━━━ Text segment
During the search of the database generated in accordance with the invention, it is also advantageous to respectively store a recoded data section with a consistency value “0” within regular intervals of the string of recoded address datasets. For example, each 32nd address dataset or each 64th address dataset could be transformed into a recoded data section and stored in the string of recoded address datasets in this form. During the search of the address database generated in accordance with the invention, this provides the advantage of enabling continued search inquiries that have already excluded subsets to skip larger blocks of data sections in the string of recoded address datasets. In this case, 32 or 64 data sections respectively form a bit field and can be very effectively checked with current processors.

The address database can be additionally optimized with respect to the required storage space by identifying word fragments that frequently recur in identical form, each having an identical continuous string of individual characters. For example, the word fragment “StraBe” and the word fragment “Weg” occur very frequently in the list of German street names. The word fragments “Stadt”, “Berg” and “Burg” frequently occur in the list of German town names. These identical word fragments can be mapped onto suitably selected token elements with the method described below such that the required storage space can be reduced. For this purpose, word fragments with an identical continuous string of individual characters are initially identified in the address datasets of the original database. In this case, the identified word fragments are characterized in that they are respectively contained in identical form in a plurality of address datasets. A token element such as, for example, a short string of recoded address datasets of ASCII characters is explicitly assigned to each word fragment that was identified in this fashion. The thusly generated token element is stored and can distinctly represent the assigned word fragment during a corresponding inquiry.

During the recoding of an address dataset, it is checked if the address dataset contains one of the stored token elements. If this is the case, the correspondingly identified word fragment of the address dataset is replaced with the assigned token element. In the town name “Augsburg,” for example, the word fragment “burg” can be replaced with the token element “x1.” After the replacement of the word fragment “burg” with the token element “x1” and the reduction in accordance with the above-described sequence, the town name “Augsburg” therefore would be stored in the following form: <1>UGSx1.

The identification of word fragments in the address datasets and their replacement with token elements should only be carried out after the recoding of the prefixes of the address datasets because the prefix-based search of the address datasets generated in accordance with the invention could otherwise not be carried out.

The individual address databases for storing the required address data may essentially be structured in any suitable way. It is preferred to generate a main address database with a string of recoded address datasets for the town names of the original database, wherein this character string then contains all town names of the original database in recoded form.

A subaddress database can also be generated for each town parallel to the main address database, wherein this subaddress database contains the street names of each assigned town in the form of a string of recoded address datasets.
━━━━━━
Work instructions:
• a. Name every word fragment that the passage on address databases gives as recurring often in German street or town names.
• b. Please reproduce the passage on address databases from "During the search of the database" up to and including "with current processors.", word for word.
Nothing in the listing is needed here.
━━━ Data lines
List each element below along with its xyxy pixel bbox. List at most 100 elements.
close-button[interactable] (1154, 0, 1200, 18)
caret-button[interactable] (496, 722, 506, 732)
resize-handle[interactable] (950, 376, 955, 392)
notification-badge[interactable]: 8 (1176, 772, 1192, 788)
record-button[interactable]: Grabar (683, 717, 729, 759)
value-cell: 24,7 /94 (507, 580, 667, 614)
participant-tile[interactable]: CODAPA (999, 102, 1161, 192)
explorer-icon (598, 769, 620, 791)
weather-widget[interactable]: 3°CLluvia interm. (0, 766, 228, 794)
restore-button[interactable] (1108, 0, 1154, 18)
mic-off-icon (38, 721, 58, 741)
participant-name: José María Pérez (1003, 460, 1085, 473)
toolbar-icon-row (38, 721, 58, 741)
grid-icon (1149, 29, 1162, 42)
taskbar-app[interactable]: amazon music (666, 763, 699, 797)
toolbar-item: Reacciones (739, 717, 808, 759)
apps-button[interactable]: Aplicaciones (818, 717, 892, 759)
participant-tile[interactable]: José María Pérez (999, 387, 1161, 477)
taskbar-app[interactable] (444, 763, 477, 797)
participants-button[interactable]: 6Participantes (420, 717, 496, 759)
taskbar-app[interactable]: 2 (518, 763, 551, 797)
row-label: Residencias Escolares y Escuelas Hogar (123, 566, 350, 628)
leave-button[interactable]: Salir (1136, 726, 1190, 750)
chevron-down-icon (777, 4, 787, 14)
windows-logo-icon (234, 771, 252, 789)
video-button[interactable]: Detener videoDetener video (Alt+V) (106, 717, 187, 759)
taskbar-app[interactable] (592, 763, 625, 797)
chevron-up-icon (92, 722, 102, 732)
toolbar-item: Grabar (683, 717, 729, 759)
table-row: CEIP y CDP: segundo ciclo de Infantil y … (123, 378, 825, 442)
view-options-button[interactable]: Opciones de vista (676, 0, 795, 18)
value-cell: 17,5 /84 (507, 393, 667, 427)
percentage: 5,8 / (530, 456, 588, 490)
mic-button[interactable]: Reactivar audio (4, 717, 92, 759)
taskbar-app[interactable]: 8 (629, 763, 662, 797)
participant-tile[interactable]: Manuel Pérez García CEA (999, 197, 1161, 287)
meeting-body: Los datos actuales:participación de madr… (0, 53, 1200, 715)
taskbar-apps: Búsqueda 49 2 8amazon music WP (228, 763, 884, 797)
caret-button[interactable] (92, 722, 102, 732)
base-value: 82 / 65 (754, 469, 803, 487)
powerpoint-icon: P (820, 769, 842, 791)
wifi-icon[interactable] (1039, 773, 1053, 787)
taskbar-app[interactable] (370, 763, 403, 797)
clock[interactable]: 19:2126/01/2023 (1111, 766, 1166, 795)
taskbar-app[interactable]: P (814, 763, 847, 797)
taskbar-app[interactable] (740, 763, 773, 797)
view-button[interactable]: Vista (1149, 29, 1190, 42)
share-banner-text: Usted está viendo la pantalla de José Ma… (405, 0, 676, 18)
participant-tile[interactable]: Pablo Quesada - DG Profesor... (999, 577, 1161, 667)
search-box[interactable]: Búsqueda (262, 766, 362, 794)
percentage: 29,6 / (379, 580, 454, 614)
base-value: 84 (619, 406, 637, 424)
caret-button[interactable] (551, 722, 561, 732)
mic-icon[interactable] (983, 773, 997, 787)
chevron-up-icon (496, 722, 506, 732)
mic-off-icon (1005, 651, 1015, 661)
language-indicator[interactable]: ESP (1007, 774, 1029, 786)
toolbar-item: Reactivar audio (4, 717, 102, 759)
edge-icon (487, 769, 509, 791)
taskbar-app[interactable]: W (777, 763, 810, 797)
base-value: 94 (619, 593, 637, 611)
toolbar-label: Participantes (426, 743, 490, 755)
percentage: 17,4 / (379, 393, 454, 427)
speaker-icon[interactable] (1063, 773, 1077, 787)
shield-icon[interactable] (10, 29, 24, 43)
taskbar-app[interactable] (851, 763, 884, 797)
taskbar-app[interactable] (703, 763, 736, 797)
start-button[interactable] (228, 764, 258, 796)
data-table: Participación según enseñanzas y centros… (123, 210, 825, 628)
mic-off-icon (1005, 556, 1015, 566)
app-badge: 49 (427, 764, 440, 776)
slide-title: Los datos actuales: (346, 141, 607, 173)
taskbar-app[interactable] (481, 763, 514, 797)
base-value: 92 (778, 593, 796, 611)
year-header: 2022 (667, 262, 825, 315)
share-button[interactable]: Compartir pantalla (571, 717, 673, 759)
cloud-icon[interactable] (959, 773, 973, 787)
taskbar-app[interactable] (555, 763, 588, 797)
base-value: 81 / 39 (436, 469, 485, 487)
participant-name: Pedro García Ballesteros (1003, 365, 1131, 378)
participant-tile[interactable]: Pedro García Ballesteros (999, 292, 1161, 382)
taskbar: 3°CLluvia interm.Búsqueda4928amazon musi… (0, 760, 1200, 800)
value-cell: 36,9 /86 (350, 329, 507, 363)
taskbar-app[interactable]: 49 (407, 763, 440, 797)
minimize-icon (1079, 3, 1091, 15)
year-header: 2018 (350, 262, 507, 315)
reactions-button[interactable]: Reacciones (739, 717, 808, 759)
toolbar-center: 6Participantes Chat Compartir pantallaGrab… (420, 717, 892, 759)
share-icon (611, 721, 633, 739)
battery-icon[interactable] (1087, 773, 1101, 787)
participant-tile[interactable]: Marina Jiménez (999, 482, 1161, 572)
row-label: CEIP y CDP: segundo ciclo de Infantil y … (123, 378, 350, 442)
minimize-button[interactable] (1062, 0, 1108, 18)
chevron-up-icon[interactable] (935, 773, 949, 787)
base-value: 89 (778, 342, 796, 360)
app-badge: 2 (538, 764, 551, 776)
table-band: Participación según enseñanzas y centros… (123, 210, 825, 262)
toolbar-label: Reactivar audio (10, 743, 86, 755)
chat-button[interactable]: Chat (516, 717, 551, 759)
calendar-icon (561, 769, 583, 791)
━━━━━━
Exercise responses:
• a. StraBe, Weg, Stadt, Berg, Burg

• b.
During the search of the database generated in accordance with the invention, it is also advantageous to respectively store a recoded data section with a consistency value “0” within regular intervals of the string of recoded address datasets. For example, each 32nd address dataset or each 64th address dataset could be transformed into a recoded data section and stored in the string of recoded address datasets in this form. During the search of the address database generated in accordance with the invention, this provides the advantage of enabling continued search inquiries that have already excluded subsets to skip larger blocks of data sections in the string of recoded address datasets. In this case, 32 or 64 data sections respectively form a bit field and can be very effectively checked with current processors.